-- START --
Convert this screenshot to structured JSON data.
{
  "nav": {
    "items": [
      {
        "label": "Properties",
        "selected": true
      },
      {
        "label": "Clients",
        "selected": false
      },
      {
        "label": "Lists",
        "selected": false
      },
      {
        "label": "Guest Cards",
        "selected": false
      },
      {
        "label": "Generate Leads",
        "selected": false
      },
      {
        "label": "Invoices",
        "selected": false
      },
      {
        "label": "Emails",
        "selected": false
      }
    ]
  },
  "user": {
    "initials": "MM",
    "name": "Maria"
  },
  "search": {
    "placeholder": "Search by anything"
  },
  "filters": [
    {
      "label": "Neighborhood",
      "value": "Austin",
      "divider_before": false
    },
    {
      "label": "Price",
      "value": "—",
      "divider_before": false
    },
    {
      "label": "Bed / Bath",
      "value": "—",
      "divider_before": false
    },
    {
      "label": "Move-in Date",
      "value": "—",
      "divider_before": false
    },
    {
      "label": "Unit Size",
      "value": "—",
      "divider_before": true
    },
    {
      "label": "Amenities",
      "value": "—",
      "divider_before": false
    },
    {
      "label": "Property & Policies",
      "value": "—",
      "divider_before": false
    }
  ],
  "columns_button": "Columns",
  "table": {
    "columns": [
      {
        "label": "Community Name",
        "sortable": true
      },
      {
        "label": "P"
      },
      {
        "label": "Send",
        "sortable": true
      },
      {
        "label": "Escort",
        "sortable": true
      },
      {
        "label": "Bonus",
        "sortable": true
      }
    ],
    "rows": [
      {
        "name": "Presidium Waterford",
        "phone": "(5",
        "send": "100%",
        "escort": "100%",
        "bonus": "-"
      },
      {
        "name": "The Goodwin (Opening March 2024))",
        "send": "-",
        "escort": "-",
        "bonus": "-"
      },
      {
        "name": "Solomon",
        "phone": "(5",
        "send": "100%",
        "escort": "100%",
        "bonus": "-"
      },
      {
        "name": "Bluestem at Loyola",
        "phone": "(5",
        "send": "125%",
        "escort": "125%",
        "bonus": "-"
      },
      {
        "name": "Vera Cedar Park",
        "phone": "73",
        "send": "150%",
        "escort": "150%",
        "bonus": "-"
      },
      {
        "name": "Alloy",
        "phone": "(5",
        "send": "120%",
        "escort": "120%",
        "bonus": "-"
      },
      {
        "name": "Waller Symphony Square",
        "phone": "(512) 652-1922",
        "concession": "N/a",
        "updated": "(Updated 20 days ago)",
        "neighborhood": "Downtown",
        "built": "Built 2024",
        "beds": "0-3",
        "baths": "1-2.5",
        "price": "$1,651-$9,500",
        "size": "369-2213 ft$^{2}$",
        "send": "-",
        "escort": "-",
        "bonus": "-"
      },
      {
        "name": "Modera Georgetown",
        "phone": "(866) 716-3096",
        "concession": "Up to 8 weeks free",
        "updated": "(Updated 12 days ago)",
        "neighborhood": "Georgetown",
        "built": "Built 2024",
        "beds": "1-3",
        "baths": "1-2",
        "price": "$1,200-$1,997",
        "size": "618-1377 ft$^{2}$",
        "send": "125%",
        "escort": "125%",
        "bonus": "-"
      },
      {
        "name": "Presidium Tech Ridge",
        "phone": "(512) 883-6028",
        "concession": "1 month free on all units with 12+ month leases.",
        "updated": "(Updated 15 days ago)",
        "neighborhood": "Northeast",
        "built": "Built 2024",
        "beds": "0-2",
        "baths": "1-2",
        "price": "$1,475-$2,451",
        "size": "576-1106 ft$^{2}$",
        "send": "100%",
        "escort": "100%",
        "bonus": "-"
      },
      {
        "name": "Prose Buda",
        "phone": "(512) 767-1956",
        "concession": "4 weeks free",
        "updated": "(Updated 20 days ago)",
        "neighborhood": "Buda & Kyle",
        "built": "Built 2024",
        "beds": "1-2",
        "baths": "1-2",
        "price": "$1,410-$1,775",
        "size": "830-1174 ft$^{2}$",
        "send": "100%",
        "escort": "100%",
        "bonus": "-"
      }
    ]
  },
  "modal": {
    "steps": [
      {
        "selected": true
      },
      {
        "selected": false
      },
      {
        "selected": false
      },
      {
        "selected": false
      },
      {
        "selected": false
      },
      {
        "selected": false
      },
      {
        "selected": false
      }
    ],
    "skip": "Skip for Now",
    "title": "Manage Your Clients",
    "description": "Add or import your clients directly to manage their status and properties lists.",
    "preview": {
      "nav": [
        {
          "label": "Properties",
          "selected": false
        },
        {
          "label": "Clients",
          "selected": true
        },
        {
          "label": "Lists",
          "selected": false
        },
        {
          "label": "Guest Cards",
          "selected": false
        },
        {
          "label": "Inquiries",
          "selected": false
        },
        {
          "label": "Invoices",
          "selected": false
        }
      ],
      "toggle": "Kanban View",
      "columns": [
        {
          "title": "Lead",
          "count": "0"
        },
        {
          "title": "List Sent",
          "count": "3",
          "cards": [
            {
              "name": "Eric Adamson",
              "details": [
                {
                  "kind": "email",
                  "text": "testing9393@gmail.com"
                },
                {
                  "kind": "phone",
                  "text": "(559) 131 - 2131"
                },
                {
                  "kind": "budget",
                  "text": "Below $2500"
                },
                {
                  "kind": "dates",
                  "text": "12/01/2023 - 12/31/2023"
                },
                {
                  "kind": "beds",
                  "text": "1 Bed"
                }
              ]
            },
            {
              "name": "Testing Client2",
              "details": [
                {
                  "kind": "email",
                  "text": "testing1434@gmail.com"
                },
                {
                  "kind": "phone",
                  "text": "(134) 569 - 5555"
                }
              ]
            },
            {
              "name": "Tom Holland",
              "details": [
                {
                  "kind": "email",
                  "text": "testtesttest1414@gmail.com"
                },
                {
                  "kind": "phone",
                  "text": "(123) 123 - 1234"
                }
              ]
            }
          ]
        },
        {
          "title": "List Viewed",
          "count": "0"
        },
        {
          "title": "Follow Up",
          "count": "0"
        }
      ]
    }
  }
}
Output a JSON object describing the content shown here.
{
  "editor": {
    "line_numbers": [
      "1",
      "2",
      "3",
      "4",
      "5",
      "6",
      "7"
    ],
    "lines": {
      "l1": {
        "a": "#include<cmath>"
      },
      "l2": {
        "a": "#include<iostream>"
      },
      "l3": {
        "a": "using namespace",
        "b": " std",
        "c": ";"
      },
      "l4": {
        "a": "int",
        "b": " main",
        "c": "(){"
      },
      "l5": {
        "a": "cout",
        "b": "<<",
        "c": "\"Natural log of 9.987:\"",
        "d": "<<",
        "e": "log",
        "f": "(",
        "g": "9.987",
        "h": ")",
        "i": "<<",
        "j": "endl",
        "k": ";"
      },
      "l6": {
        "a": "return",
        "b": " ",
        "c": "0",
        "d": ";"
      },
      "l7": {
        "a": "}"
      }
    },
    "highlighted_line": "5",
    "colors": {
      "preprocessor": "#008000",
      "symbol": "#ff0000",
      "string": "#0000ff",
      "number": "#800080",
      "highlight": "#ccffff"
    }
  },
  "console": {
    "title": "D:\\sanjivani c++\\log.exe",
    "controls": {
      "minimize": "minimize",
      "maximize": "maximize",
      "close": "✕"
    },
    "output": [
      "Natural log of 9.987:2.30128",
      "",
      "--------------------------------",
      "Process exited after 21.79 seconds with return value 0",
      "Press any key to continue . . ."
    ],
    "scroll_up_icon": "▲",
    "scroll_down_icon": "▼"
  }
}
-- END --
WHAT YOU HAVE TO DO: Return exactly the lines from the one containing "Output a JSON" through the last line of the records above, both included, and nothing else.

THE COMPLETED TASK:
Output a JSON object describing the content shown here.
{
  "editor": {
    "line_numbers": [
      "1",
      "2",
      "3",
      "4",
      "5",
      "6",
      "7"
    ],
    "lines": {
      "l1": {
        "a": "#include<cmath>"
      },
      "l2": {
        "a": "#include<iostream>"
      },
      "l3": {
        "a": "using namespace",
        "b": " std",
        "c": ";"
      },
      "l4": {
        "a": "int",
        "b": " main",
        "c": "(){"
      },
      "l5": {
        "a": "cout",
        "b": "<<",
        "c": "\"Natural log of 9.987:\"",
        "d": "<<",
        "e": "log",
        "f": "(",
        "g": "9.987",
        "h": ")",
        "i": "<<",
        "j": "endl",
        "k": ";"
      },
      "l6": {
        "a": "return",
        "b": " ",
        "c": "0",
        "d": ";"
      },
      "l7": {
        "a": "}"
      }
    },
    "highlighted_line": "5",
    "colors": {
      "preprocessor": "#008000",
      "symbol": "#ff0000",
      "string": "#0000ff",
      "number": "#800080",
      "highlight": "#ccffff"
    }
  },
  "console": {
    "title": "D:\\sanjivani c++\\log.exe",
    "controls": {
      "minimize": "minimize",
      "maximize": "maximize",
      "close": "✕"
    },
    "output": [
      "Natural log of 9.987:2.30128",
      "",
      "--------------------------------",
      "Process exited after 21.79 seconds with return value 0",
      "Press any key to continue . . ."
    ],
    "scroll_up_icon": "▲",
    "scroll_down_icon": "▼"
  }
}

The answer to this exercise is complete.